• [INSTRUCTIONS TO FOLLOW]:
Reproduce the listing word for word. Skip any image.
______
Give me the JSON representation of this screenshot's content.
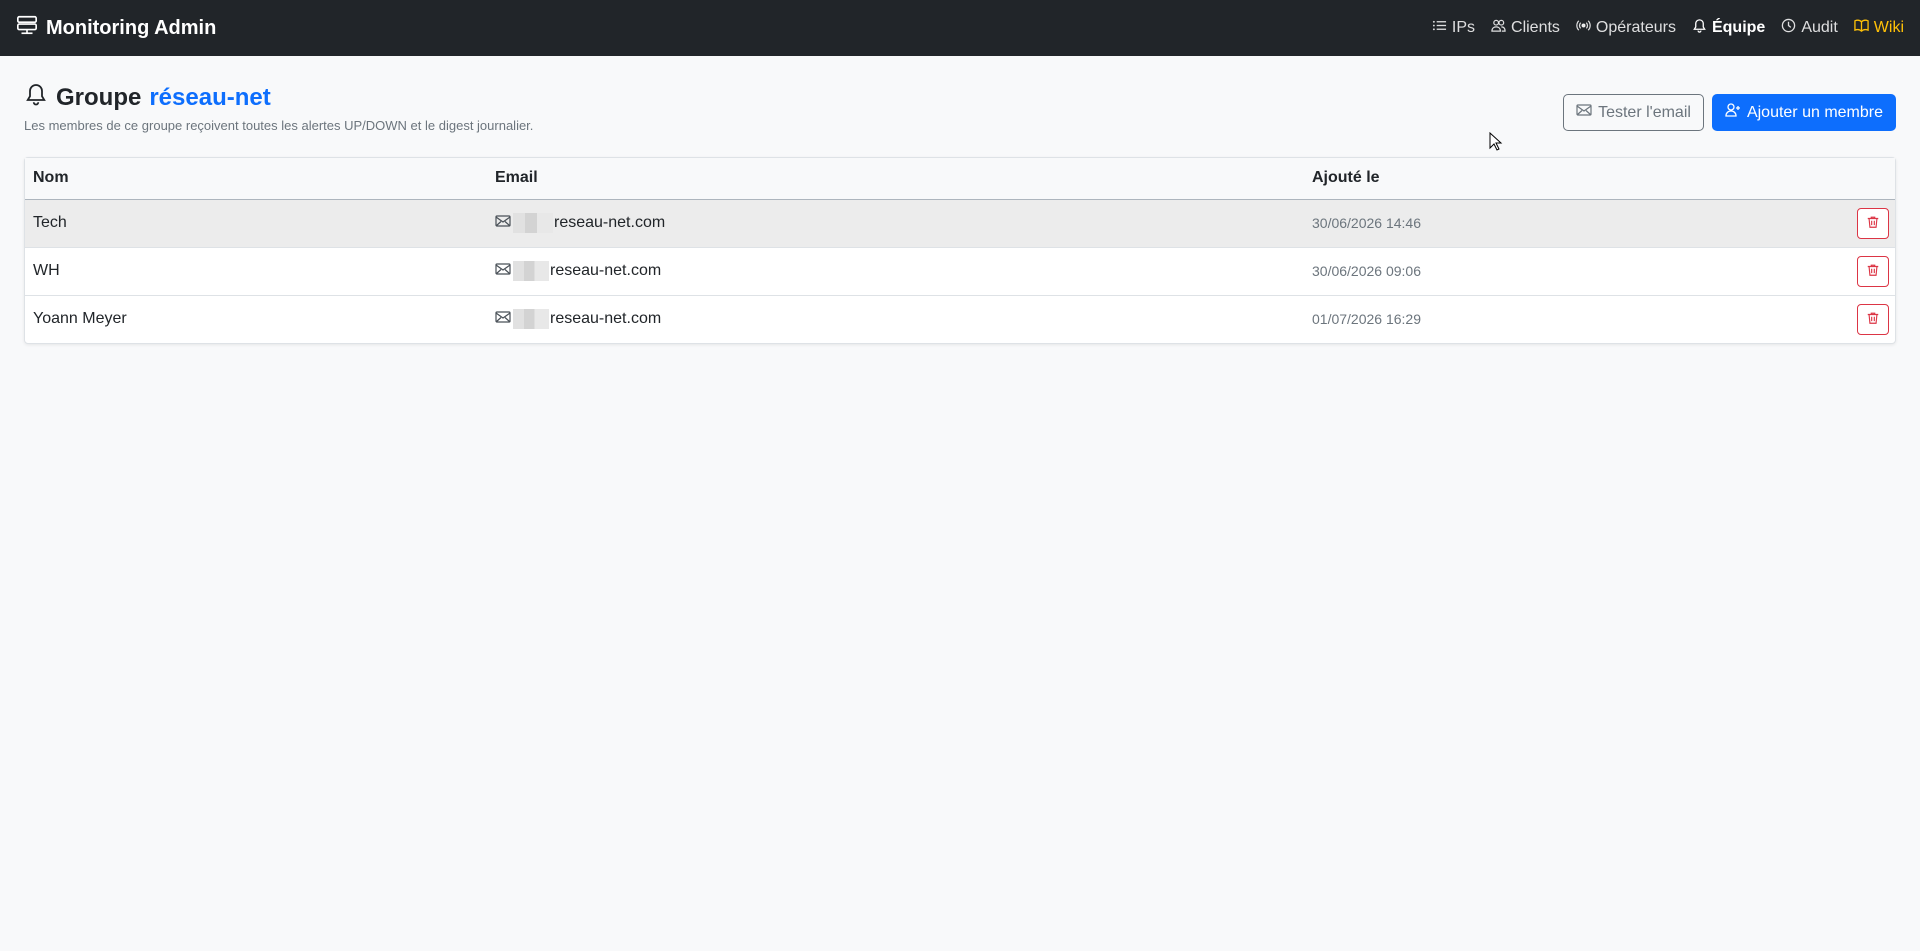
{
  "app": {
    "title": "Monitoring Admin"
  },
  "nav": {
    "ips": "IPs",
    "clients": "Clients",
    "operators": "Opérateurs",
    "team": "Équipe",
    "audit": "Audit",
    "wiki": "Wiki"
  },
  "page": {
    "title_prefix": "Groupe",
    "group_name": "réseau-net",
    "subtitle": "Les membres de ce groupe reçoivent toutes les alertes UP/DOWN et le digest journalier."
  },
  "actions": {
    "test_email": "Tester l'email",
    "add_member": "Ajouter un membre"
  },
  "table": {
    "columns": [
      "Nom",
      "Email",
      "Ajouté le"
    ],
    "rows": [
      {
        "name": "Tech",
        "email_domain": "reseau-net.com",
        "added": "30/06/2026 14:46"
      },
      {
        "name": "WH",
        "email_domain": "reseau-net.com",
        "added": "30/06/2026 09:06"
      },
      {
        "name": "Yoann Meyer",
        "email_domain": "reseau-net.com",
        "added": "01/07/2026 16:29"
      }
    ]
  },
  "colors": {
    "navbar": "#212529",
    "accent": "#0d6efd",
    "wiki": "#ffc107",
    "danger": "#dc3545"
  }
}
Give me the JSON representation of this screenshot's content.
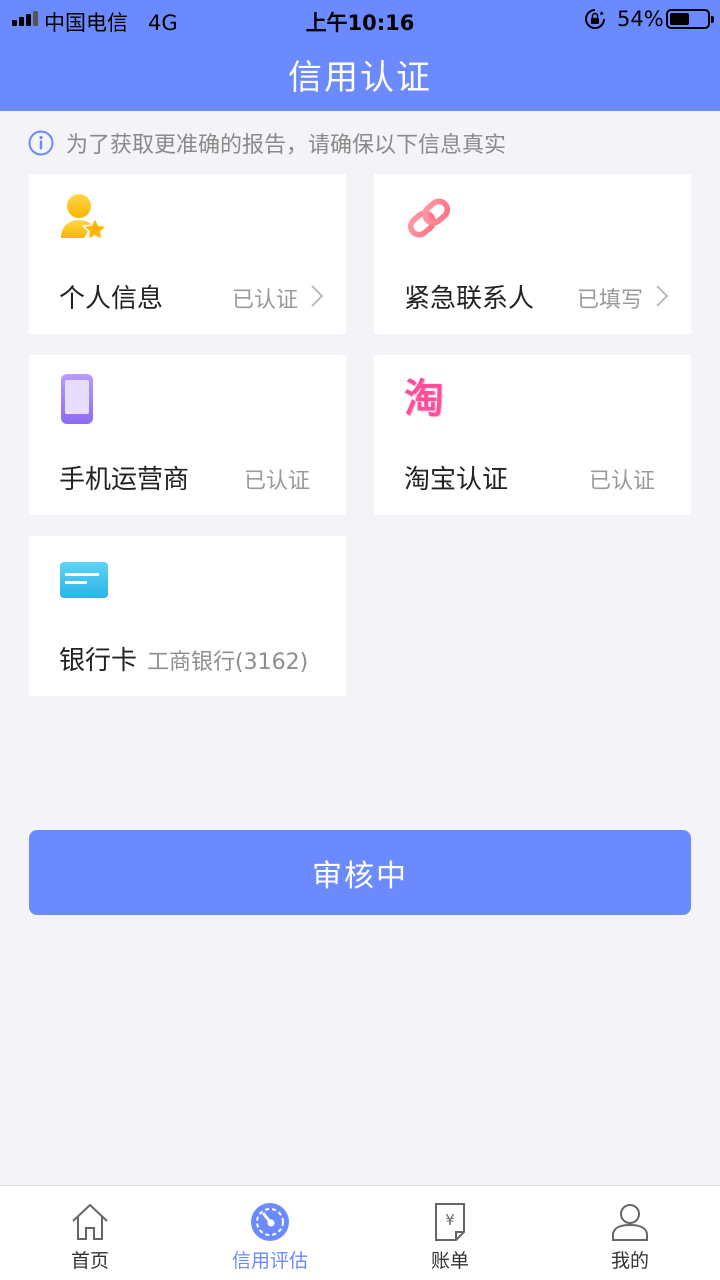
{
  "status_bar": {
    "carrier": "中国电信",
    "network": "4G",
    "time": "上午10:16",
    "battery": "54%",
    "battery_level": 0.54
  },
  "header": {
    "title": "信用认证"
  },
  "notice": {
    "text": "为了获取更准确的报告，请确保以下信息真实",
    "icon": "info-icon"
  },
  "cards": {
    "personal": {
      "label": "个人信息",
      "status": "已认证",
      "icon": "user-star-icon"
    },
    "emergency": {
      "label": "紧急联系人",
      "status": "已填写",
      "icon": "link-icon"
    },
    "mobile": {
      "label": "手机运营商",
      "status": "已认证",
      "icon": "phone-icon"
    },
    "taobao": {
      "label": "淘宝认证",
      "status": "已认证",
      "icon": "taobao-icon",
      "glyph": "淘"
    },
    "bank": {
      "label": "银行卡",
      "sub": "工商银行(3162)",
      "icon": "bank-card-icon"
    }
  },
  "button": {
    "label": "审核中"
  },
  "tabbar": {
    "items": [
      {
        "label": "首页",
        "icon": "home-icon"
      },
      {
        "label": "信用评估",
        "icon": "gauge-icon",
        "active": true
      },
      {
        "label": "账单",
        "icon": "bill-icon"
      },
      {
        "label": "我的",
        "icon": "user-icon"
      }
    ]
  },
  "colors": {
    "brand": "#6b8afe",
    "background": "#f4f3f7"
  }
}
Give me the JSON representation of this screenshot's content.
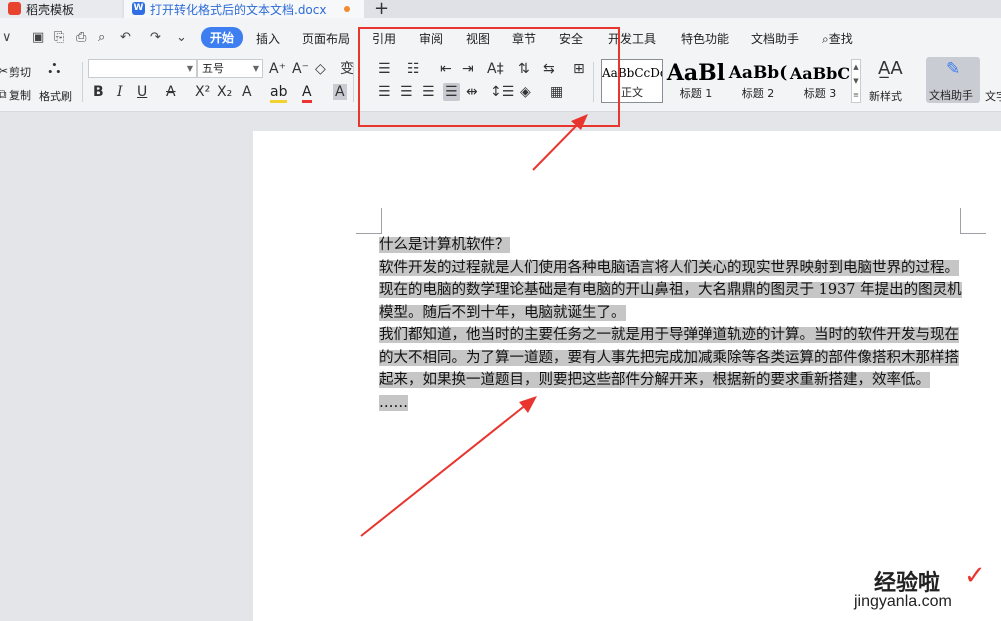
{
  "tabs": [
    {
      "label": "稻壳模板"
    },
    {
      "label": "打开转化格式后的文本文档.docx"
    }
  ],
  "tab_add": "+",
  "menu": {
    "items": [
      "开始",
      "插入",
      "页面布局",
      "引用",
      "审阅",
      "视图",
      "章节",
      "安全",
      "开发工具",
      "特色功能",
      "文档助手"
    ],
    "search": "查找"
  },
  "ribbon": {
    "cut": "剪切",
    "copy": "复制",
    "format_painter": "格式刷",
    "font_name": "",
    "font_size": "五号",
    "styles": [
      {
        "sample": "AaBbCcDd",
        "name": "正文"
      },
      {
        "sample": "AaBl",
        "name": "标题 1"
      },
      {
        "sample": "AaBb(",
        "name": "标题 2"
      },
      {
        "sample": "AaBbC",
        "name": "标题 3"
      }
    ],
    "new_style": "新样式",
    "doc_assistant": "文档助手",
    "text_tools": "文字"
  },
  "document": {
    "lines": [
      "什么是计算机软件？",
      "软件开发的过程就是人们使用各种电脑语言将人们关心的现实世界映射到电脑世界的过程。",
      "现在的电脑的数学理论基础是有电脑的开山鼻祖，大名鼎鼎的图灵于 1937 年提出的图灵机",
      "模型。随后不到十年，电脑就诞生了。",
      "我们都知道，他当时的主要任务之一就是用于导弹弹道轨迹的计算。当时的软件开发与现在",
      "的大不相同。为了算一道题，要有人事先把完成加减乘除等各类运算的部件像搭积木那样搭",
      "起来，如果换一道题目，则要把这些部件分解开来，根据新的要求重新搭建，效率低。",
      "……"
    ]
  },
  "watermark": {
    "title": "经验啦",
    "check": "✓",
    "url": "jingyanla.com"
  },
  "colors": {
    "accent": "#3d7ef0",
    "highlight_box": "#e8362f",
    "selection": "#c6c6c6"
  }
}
______
• [SOLUTION TO THIS TASK]:
Give me the JSON representation of this screenshot's content.
{
  "app": {
    "title": "Monitoring Admin"
  },
  "nav": {
    "ips": "IPs",
    "clients": "Clients",
    "operators": "Opérateurs",
    "team": "Équipe",
    "audit": "Audit",
    "wiki": "Wiki"
  },
  "page": {
    "title_prefix": "Groupe",
    "group_name": "réseau-net",
    "subtitle": "Les membres de ce groupe reçoivent toutes les alertes UP/DOWN et le digest journalier."
  },
  "actions": {
    "test_email": "Tester l'email",
    "add_member": "Ajouter un membre"
  },
  "table": {
    "columns": [
      "Nom",
      "Email",
      "Ajouté le"
    ],
    "rows": [
      {
        "name": "Tech",
        "email_domain": "reseau-net.com",
        "added": "30/06/2026 14:46"
      },
      {
        "name": "WH",
        "email_domain": "reseau-net.com",
        "added": "30/06/2026 09:06"
      },
      {
        "name": "Yoann Meyer",
        "email_domain": "reseau-net.com",
        "added": "01/07/2026 16:29"
      }
    ]
  },
  "colors": {
    "navbar": "#212529",
    "accent": "#0d6efd",
    "wiki": "#ffc107",
    "danger": "#dc3545"
  }
}
Give me the JSON representation of this screenshot's content.
{
  "status_bar": {
    "carrier": "中国电信",
    "network": "4G",
    "time": "上午10:16",
    "battery": "54%",
    "battery_level": 0.54
  },
  "header": {
    "title": "信用认证"
  },
  "notice": {
    "text": "为了获取更准确的报告，请确保以下信息真实",
    "icon": "info-icon"
  },
  "cards": {
    "personal": {
      "label": "个人信息",
      "status": "已认证",
      "icon": "user-star-icon"
    },
    "emergency": {
      "label": "紧急联系人",
      "status": "已填写",
      "icon": "link-icon"
    },
    "mobile": {
      "label": "手机运营商",
      "status": "已认证",
      "icon": "phone-icon"
    },
    "taobao": {
      "label": "淘宝认证",
      "status": "已认证",
      "icon": "taobao-icon",
      "glyph": "淘"
    },
    "bank": {
      "label": "银行卡",
      "sub": "工商银行(3162)",
      "icon": "bank-card-icon"
    }
  },
  "button": {
    "label": "审核中"
  },
  "tabbar": {
    "items": [
      {
        "label": "首页",
        "icon": "home-icon"
      },
      {
        "label": "信用评估",
        "icon": "gauge-icon",
        "active": true
      },
      {
        "label": "账单",
        "icon": "bill-icon"
      },
      {
        "label": "我的",
        "icon": "user-icon"
      }
    ]
  },
  "colors": {
    "brand": "#6b8afe",
    "background": "#f4f3f7"
  }
}
Give me the JSON representation of this screenshot's content.
{
  "tabs": [
    {
      "label": "稻壳模板"
    },
    {
      "label": "打开转化格式后的文本文档.docx"
    }
  ],
  "tab_add": "+",
  "menu": {
    "items": [
      "开始",
      "插入",
      "页面布局",
      "引用",
      "审阅",
      "视图",
      "章节",
      "安全",
      "开发工具",
      "特色功能",
      "文档助手"
    ],
    "search": "查找"
  },
  "ribbon": {
    "cut": "剪切",
    "copy": "复制",
    "format_painter": "格式刷",
    "font_name": "",
    "font_size": "五号",
    "styles": [
      {
        "sample": "AaBbCcDd",
        "name": "正文"
      },
      {
        "sample": "AaBl",
        "name": "标题 1"
      },
      {
        "sample": "AaBb(",
        "name": "标题 2"
      },
      {
        "sample": "AaBbC",
        "name": "标题 3"
      }
    ],
    "new_style": "新样式",
    "doc_assistant": "文档助手",
    "text_tools": "文字"
  },
  "document": {
    "lines": [
      "什么是计算机软件？",
      "软件开发的过程就是人们使用各种电脑语言将人们关心的现实世界映射到电脑世界的过程。",
      "现在的电脑的数学理论基础是有电脑的开山鼻祖，大名鼎鼎的图灵于 1937 年提出的图灵机",
      "模型。随后不到十年，电脑就诞生了。",
      "我们都知道，他当时的主要任务之一就是用于导弹弹道轨迹的计算。当时的软件开发与现在",
      "的大不相同。为了算一道题，要有人事先把完成加减乘除等各类运算的部件像搭积木那样搭",
      "起来，如果换一道题目，则要把这些部件分解开来，根据新的要求重新搭建，效率低。",
      "……"
    ]
  },
  "watermark": {
    "title": "经验啦",
    "check": "✓",
    "url": "jingyanla.com"
  },
  "colors": {
    "accent": "#3d7ef0",
    "highlight_box": "#e8362f",
    "selection": "#c6c6c6"
  }
}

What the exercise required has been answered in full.